===== Given entries
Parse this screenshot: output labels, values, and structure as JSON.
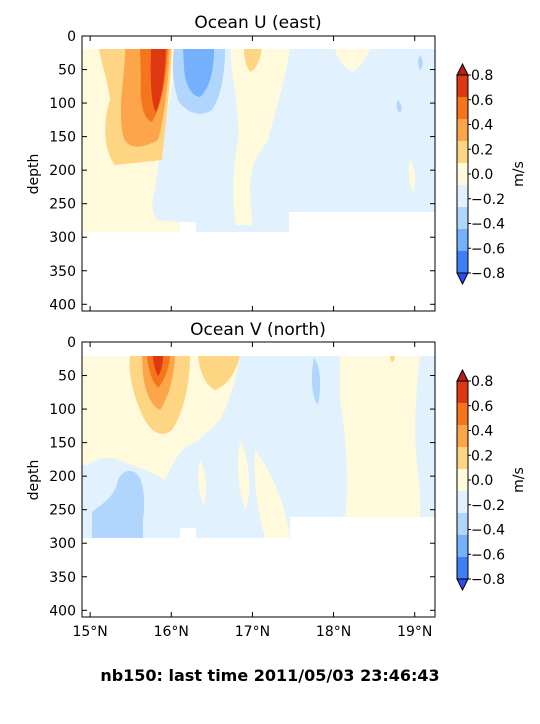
{
  "footer_title": "nb150: last time 2011/05/03 23:46:43",
  "chart_data": [
    {
      "type": "heatmap",
      "title": "Ocean U (east)",
      "xlabel": "",
      "ylabel": "depth",
      "x_range": [
        14.9,
        19.25
      ],
      "y_range": [
        410,
        0
      ],
      "y_inverted": true,
      "yticks": [
        0,
        50,
        100,
        150,
        200,
        250,
        300,
        350,
        400
      ],
      "ytick_labels": [
        "0",
        "50",
        "100",
        "150",
        "200",
        "250",
        "300",
        "350",
        "400"
      ],
      "xticks": [
        15,
        16,
        17,
        18,
        19
      ],
      "xtick_labels": [],
      "colorbar": {
        "label": "m/s",
        "ticks": [
          0.8,
          0.6,
          0.4,
          0.2,
          0.0,
          -0.2,
          -0.4,
          -0.6,
          -0.8
        ],
        "tick_labels": [
          "0.8",
          "0.6",
          "0.4",
          "0.2",
          "0.0",
          "−0.2",
          "−0.4",
          "−0.6",
          "−0.8"
        ],
        "levels": [
          -0.8,
          -0.6,
          -0.4,
          -0.2,
          0.0,
          0.2,
          0.4,
          0.6,
          0.8
        ],
        "colors": [
          "#2d4bf5",
          "#3d7ff7",
          "#74b0fb",
          "#b0d6fd",
          "#e1f1fe",
          "#fffadb",
          "#fed582",
          "#fca54b",
          "#f5751d",
          "#de3813",
          "#bb1c1c"
        ],
        "extend": "both"
      },
      "data_extent": {
        "depth_top": 20,
        "depth_bottom": 292,
        "lat_min": 14.9,
        "lat_max": 19.25
      },
      "field_features": [
        {
          "lat_range": [
            15.75,
            15.95
          ],
          "depth_range": [
            20,
            120
          ],
          "value": 0.9
        },
        {
          "lat_range": [
            15.6,
            16.0
          ],
          "depth_range": [
            20,
            150
          ],
          "value": 0.5
        },
        {
          "lat_range": [
            15.2,
            16.05
          ],
          "depth_range": [
            20,
            180
          ],
          "value": 0.3
        },
        {
          "lat_range": [
            16.2,
            16.55
          ],
          "depth_range": [
            20,
            90
          ],
          "value": -0.45
        },
        {
          "lat_range": [
            16.0,
            16.75
          ],
          "depth_range": [
            20,
            120
          ],
          "value": -0.3
        },
        {
          "lat_range": [
            16.8,
            17.55
          ],
          "depth_range": [
            20,
            230
          ],
          "value": 0.1
        }
      ]
    },
    {
      "type": "heatmap",
      "title": "Ocean V (north)",
      "xlabel": "",
      "ylabel": "depth",
      "x_range": [
        14.9,
        19.25
      ],
      "y_range": [
        410,
        0
      ],
      "y_inverted": true,
      "yticks": [
        0,
        50,
        100,
        150,
        200,
        250,
        300,
        350,
        400
      ],
      "ytick_labels": [
        "0",
        "50",
        "100",
        "150",
        "200",
        "250",
        "300",
        "350",
        "400"
      ],
      "xticks": [
        15,
        16,
        17,
        18,
        19
      ],
      "xtick_labels": [
        "15°N",
        "16°N",
        "17°N",
        "18°N",
        "19°N"
      ],
      "colorbar": {
        "label": "m/s",
        "ticks": [
          0.8,
          0.6,
          0.4,
          0.2,
          0.0,
          -0.2,
          -0.4,
          -0.6,
          -0.8
        ],
        "tick_labels": [
          "0.8",
          "0.6",
          "0.4",
          "0.2",
          "0.0",
          "−0.2",
          "−0.4",
          "−0.6",
          "−0.8"
        ],
        "levels": [
          -0.8,
          -0.6,
          -0.4,
          -0.2,
          0.0,
          0.2,
          0.4,
          0.6,
          0.8
        ],
        "colors": [
          "#2d4bf5",
          "#3d7ff7",
          "#74b0fb",
          "#b0d6fd",
          "#e1f1fe",
          "#fffadb",
          "#fed582",
          "#fca54b",
          "#f5751d",
          "#de3813",
          "#bb1c1c"
        ],
        "extend": "both"
      },
      "data_extent": {
        "depth_top": 20,
        "depth_bottom": 292,
        "lat_min": 14.9,
        "lat_max": 19.25
      },
      "field_features": [
        {
          "lat_range": [
            15.8,
            15.95
          ],
          "depth_range": [
            20,
            55
          ],
          "value": 0.7
        },
        {
          "lat_range": [
            15.7,
            16.0
          ],
          "depth_range": [
            20,
            90
          ],
          "value": 0.5
        },
        {
          "lat_range": [
            15.5,
            16.1
          ],
          "depth_range": [
            20,
            135
          ],
          "value": 0.3
        },
        {
          "lat_range": [
            15.4,
            15.95
          ],
          "depth_range": [
            195,
            290
          ],
          "value": -0.3
        },
        {
          "lat_range": [
            17.7,
            17.85
          ],
          "depth_range": [
            20,
            90
          ],
          "value": -0.3
        },
        {
          "lat_range": [
            18.1,
            19.0
          ],
          "depth_range": [
            20,
            260
          ],
          "value": 0.1
        }
      ]
    }
  ]
}
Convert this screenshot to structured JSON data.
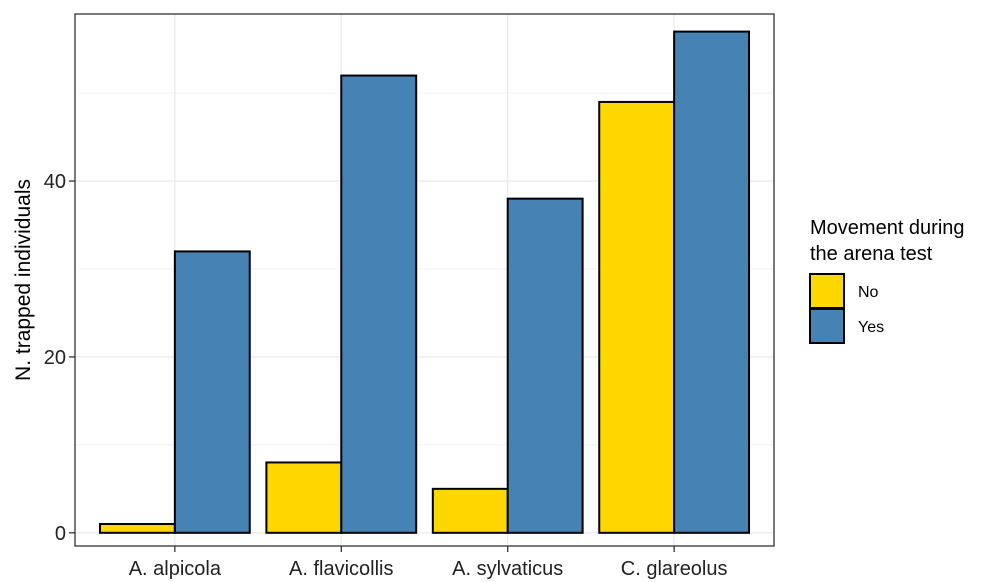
==========
Your instructions> Report how many lines include the word "screenshot". Give nothing but the number.

Task answer> 2